Set task: Copy every line of the records below word for word, leaving out the pictures.

Data section:

****************

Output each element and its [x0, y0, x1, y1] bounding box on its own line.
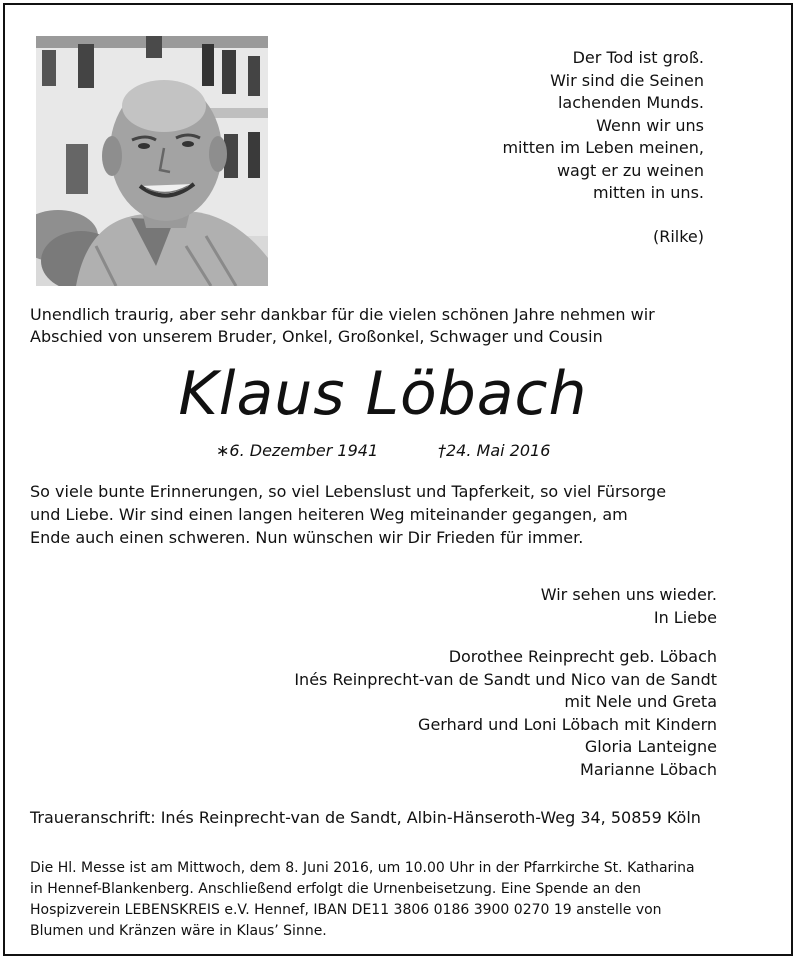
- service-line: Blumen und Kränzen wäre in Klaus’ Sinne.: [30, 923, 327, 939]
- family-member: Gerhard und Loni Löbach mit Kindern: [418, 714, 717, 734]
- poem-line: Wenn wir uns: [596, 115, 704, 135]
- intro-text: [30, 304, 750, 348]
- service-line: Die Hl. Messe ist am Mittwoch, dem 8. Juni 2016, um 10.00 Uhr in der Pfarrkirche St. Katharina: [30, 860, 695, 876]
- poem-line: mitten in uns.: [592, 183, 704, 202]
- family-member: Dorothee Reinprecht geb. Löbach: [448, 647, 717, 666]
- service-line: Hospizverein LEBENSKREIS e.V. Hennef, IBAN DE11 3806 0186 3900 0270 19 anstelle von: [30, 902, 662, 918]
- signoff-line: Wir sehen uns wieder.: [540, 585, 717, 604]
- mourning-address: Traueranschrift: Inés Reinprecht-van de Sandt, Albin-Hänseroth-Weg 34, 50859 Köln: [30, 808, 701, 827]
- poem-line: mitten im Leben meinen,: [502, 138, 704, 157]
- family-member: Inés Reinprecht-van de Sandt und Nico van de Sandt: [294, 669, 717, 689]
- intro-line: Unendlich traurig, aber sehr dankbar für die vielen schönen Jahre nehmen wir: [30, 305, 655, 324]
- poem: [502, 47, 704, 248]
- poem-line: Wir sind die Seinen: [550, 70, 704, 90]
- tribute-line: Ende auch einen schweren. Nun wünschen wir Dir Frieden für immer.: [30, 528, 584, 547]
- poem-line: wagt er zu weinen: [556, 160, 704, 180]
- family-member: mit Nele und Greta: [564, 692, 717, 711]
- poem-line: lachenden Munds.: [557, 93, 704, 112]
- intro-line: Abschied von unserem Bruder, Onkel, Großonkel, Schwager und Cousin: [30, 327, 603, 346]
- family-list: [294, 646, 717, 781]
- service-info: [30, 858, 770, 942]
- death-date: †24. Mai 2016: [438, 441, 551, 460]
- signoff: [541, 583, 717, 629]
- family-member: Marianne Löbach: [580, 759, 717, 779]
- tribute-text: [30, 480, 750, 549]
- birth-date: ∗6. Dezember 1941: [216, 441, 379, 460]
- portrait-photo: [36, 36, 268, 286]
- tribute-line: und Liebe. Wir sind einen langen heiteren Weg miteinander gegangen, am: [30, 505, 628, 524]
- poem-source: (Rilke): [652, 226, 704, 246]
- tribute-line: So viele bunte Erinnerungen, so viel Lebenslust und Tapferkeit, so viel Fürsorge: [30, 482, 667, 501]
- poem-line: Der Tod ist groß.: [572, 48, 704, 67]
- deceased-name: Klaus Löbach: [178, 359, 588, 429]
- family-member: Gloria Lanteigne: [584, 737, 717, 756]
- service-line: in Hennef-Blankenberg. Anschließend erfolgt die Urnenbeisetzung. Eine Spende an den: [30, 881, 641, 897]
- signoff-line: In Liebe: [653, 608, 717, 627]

****************

Exercise response:
Output each element and its [x0, y0, x1, y1] bounding box on its own line.
- service-line: Blumen und Kränzen wäre in Klaus’ Sinne.: [30, 923, 327, 939]
- family-member: Gerhard und Loni Löbach mit Kindern: [418, 714, 717, 734]
- poem-line: Wenn wir uns: [596, 115, 704, 135]
- intro-text: [30, 304, 750, 348]
- service-line: Die Hl. Messe ist am Mittwoch, dem 8. Juni 2016, um 10.00 Uhr in der Pfarrkirche St. Katharina: [30, 860, 695, 876]
- poem-line: mitten in uns.: [592, 183, 704, 202]
- family-member: Dorothee Reinprecht geb. Löbach: [448, 647, 717, 666]
- service-line: Hospizverein LEBENSKREIS e.V. Hennef, IBAN DE11 3806 0186 3900 0270 19 anstelle von: [30, 902, 662, 918]
- signoff-line: Wir sehen uns wieder.: [540, 585, 717, 604]
- mourning-address: Traueranschrift: Inés Reinprecht-van de Sandt, Albin-Hänseroth-Weg 34, 50859 Köln: [30, 808, 701, 827]
- poem-line: mitten im Leben meinen,: [502, 138, 704, 157]
- family-member: Inés Reinprecht-van de Sandt und Nico van de Sandt: [294, 669, 717, 689]
- intro-line: Unendlich traurig, aber sehr dankbar für die vielen schönen Jahre nehmen wir: [30, 305, 655, 324]
- poem: [502, 47, 704, 248]
- poem-line: Wir sind die Seinen: [550, 70, 704, 90]
- tribute-line: Ende auch einen schweren. Nun wünschen wir Dir Frieden für immer.: [30, 528, 584, 547]
- poem-line: wagt er zu weinen: [556, 160, 704, 180]
- family-member: mit Nele und Greta: [564, 692, 717, 711]
- poem-line: lachenden Munds.: [557, 93, 704, 112]
- intro-line: Abschied von unserem Bruder, Onkel, Großonkel, Schwager und Cousin: [30, 327, 603, 346]
- family-list: [294, 646, 717, 781]
- service-info: [30, 858, 770, 942]
- death-date: †24. Mai 2016: [438, 441, 551, 460]
- signoff: [541, 583, 717, 629]
- family-member: Marianne Löbach: [580, 759, 717, 779]
- tribute-text: [30, 480, 750, 549]
- birth-date: ∗6. Dezember 1941: [216, 441, 379, 460]
- portrait-photo: [36, 36, 268, 286]
- tribute-line: und Liebe. Wir sind einen langen heiteren Weg miteinander gegangen, am: [30, 505, 628, 524]
- poem-source: (Rilke): [652, 226, 704, 246]
- tribute-line: So viele bunte Erinnerungen, so viel Lebenslust und Tapferkeit, so viel Fürsorge: [30, 482, 667, 501]
- poem-line: Der Tod ist groß.: [572, 48, 704, 67]
- deceased-name: Klaus Löbach: [178, 359, 588, 429]
- family-member: Gloria Lanteigne: [584, 737, 717, 756]
- service-line: in Hennef-Blankenberg. Anschließend erfolgt die Urnenbeisetzung. Eine Spende an den: [30, 881, 641, 897]
- signoff-line: In Liebe: [653, 608, 717, 627]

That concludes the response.